__WHAT THE TASK ASKS__. Set the listing down again in full, word for word, with the pictures left out.

__GIVEN RECORDS__.
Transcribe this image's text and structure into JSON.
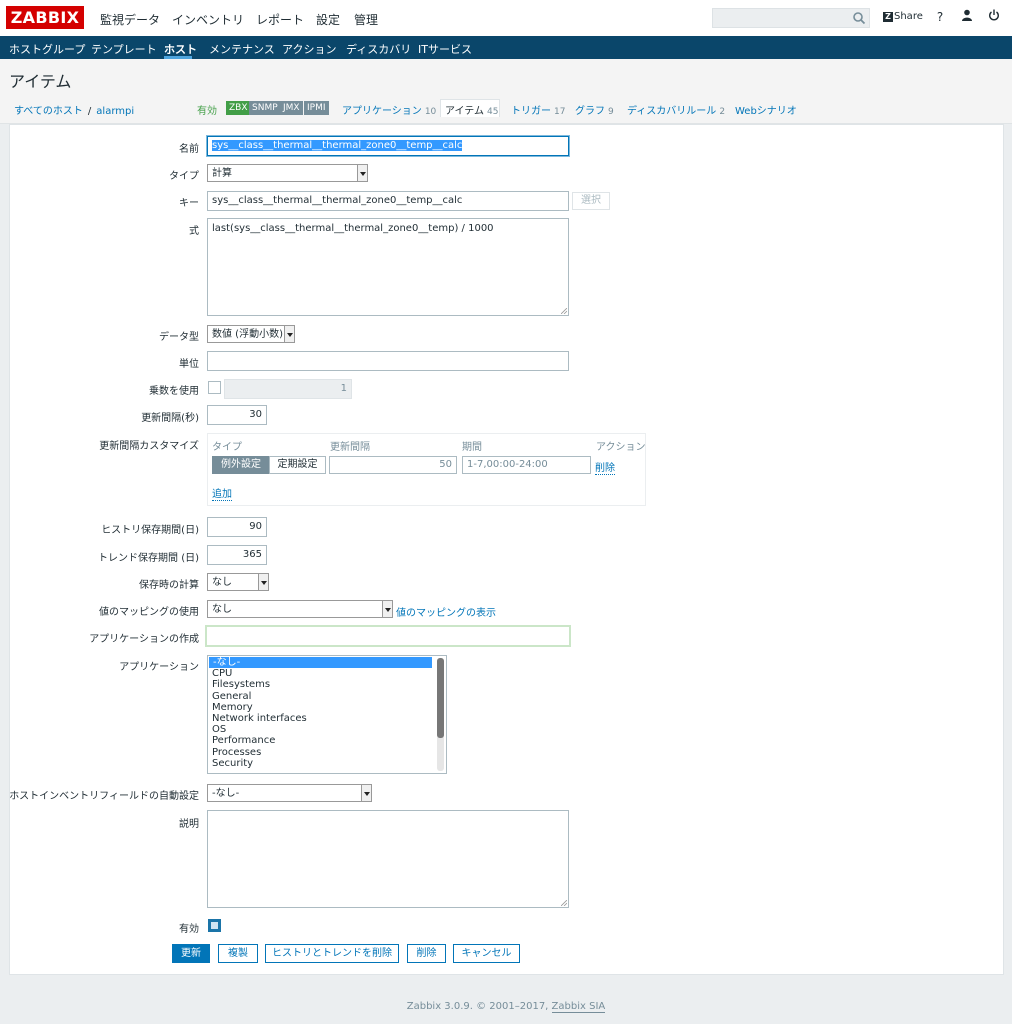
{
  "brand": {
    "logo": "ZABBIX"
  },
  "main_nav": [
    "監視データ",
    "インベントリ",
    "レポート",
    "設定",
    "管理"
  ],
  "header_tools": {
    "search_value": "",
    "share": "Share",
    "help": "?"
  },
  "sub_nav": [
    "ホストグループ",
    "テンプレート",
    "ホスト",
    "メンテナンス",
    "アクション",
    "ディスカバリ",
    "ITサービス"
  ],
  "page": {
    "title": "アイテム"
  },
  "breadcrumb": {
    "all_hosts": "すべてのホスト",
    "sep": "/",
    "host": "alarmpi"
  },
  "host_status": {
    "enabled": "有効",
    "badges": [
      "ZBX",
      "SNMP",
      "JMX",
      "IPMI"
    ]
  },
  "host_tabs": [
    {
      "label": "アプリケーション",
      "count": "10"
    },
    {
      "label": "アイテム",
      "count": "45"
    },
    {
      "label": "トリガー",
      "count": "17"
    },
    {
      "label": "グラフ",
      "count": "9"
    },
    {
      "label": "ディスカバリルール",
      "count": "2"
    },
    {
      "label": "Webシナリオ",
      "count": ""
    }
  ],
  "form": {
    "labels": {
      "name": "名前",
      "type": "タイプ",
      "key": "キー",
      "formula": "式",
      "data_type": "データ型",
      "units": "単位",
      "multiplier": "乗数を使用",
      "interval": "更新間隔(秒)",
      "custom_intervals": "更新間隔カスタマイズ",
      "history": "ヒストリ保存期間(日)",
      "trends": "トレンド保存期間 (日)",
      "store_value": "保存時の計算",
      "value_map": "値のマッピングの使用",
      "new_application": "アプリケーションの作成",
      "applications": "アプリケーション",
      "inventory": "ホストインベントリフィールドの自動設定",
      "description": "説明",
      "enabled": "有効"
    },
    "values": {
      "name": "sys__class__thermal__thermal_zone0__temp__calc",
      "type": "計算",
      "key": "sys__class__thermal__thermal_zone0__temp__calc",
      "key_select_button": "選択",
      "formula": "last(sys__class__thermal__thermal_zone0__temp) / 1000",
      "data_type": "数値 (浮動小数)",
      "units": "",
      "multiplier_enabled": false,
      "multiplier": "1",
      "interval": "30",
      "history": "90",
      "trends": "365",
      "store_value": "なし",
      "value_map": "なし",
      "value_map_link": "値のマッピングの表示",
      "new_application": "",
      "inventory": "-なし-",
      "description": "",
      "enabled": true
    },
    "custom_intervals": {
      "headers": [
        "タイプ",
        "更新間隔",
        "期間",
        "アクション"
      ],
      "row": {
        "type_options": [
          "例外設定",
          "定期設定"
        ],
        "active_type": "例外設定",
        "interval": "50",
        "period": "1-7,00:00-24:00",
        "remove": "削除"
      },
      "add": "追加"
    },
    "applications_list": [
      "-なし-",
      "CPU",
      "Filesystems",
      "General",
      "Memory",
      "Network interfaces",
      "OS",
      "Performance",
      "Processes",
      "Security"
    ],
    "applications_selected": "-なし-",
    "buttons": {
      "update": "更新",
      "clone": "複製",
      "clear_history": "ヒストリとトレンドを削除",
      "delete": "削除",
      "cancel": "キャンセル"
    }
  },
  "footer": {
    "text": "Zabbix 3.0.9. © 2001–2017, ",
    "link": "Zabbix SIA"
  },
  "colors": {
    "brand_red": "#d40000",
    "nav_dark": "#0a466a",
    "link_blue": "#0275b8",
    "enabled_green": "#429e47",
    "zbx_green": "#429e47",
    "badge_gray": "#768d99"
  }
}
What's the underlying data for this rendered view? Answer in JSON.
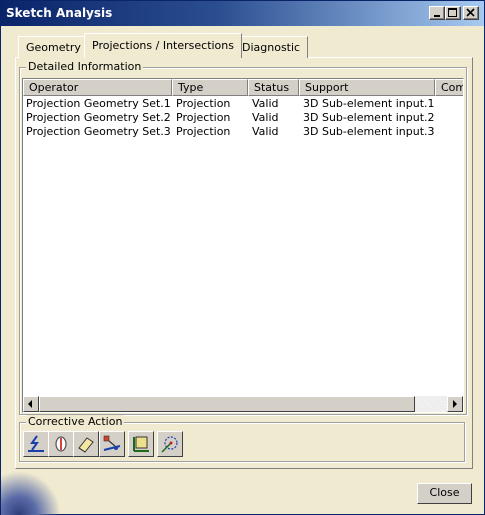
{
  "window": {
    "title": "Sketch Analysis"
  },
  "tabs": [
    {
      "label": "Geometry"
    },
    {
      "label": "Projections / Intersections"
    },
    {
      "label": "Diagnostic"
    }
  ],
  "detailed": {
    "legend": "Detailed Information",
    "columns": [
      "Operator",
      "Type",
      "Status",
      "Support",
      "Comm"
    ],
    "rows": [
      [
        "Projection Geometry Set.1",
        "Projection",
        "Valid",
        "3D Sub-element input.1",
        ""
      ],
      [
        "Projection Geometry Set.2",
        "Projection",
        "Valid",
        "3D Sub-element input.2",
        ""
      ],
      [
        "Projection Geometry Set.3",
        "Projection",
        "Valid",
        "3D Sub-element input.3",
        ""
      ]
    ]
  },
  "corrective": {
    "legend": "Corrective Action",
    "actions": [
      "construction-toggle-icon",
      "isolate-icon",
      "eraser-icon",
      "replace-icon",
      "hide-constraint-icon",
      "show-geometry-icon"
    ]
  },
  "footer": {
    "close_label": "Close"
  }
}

__FINISHED EXERCISE__.
Transcribe this image's text and structure into JSON.
{
  "brand": {
    "logo": "ZABBIX"
  },
  "main_nav": [
    "監視データ",
    "インベントリ",
    "レポート",
    "設定",
    "管理"
  ],
  "header_tools": {
    "search_value": "",
    "share": "Share",
    "help": "?"
  },
  "sub_nav": [
    "ホストグループ",
    "テンプレート",
    "ホスト",
    "メンテナンス",
    "アクション",
    "ディスカバリ",
    "ITサービス"
  ],
  "page": {
    "title": "アイテム"
  },
  "breadcrumb": {
    "all_hosts": "すべてのホスト",
    "sep": "/",
    "host": "alarmpi"
  },
  "host_status": {
    "enabled": "有効",
    "badges": [
      "ZBX",
      "SNMP",
      "JMX",
      "IPMI"
    ]
  },
  "host_tabs": [
    {
      "label": "アプリケーション",
      "count": "10"
    },
    {
      "label": "アイテム",
      "count": "45"
    },
    {
      "label": "トリガー",
      "count": "17"
    },
    {
      "label": "グラフ",
      "count": "9"
    },
    {
      "label": "ディスカバリルール",
      "count": "2"
    },
    {
      "label": "Webシナリオ",
      "count": ""
    }
  ],
  "form": {
    "labels": {
      "name": "名前",
      "type": "タイプ",
      "key": "キー",
      "formula": "式",
      "data_type": "データ型",
      "units": "単位",
      "multiplier": "乗数を使用",
      "interval": "更新間隔(秒)",
      "custom_intervals": "更新間隔カスタマイズ",
      "history": "ヒストリ保存期間(日)",
      "trends": "トレンド保存期間 (日)",
      "store_value": "保存時の計算",
      "value_map": "値のマッピングの使用",
      "new_application": "アプリケーションの作成",
      "applications": "アプリケーション",
      "inventory": "ホストインベントリフィールドの自動設定",
      "description": "説明",
      "enabled": "有効"
    },
    "values": {
      "name": "sys__class__thermal__thermal_zone0__temp__calc",
      "type": "計算",
      "key": "sys__class__thermal__thermal_zone0__temp__calc",
      "key_select_button": "選択",
      "formula": "last(sys__class__thermal__thermal_zone0__temp) / 1000",
      "data_type": "数値 (浮動小数)",
      "units": "",
      "multiplier_enabled": false,
      "multiplier": "1",
      "interval": "30",
      "history": "90",
      "trends": "365",
      "store_value": "なし",
      "value_map": "なし",
      "value_map_link": "値のマッピングの表示",
      "new_application": "",
      "inventory": "-なし-",
      "description": "",
      "enabled": true
    },
    "custom_intervals": {
      "headers": [
        "タイプ",
        "更新間隔",
        "期間",
        "アクション"
      ],
      "row": {
        "type_options": [
          "例外設定",
          "定期設定"
        ],
        "active_type": "例外設定",
        "interval": "50",
        "period": "1-7,00:00-24:00",
        "remove": "削除"
      },
      "add": "追加"
    },
    "applications_list": [
      "-なし-",
      "CPU",
      "Filesystems",
      "General",
      "Memory",
      "Network interfaces",
      "OS",
      "Performance",
      "Processes",
      "Security"
    ],
    "applications_selected": "-なし-",
    "buttons": {
      "update": "更新",
      "clone": "複製",
      "clear_history": "ヒストリとトレンドを削除",
      "delete": "削除",
      "cancel": "キャンセル"
    }
  },
  "footer": {
    "text": "Zabbix 3.0.9. © 2001–2017, ",
    "link": "Zabbix SIA"
  },
  "colors": {
    "brand_red": "#d40000",
    "nav_dark": "#0a466a",
    "link_blue": "#0275b8",
    "enabled_green": "#429e47",
    "zbx_green": "#429e47",
    "badge_gray": "#768d99"
  }
}
What's the underlying data for this rendered view? Answer in JSON.
{
  "window": {
    "title": "Sketch Analysis"
  },
  "tabs": [
    {
      "label": "Geometry"
    },
    {
      "label": "Projections / Intersections"
    },
    {
      "label": "Diagnostic"
    }
  ],
  "detailed": {
    "legend": "Detailed Information",
    "columns": [
      "Operator",
      "Type",
      "Status",
      "Support",
      "Comm"
    ],
    "rows": [
      [
        "Projection Geometry Set.1",
        "Projection",
        "Valid",
        "3D Sub-element input.1",
        ""
      ],
      [
        "Projection Geometry Set.2",
        "Projection",
        "Valid",
        "3D Sub-element input.2",
        ""
      ],
      [
        "Projection Geometry Set.3",
        "Projection",
        "Valid",
        "3D Sub-element input.3",
        ""
      ]
    ]
  },
  "corrective": {
    "legend": "Corrective Action",
    "actions": [
      "construction-toggle-icon",
      "isolate-icon",
      "eraser-icon",
      "replace-icon",
      "hide-constraint-icon",
      "show-geometry-icon"
    ]
  },
  "footer": {
    "close_label": "Close"
  }
}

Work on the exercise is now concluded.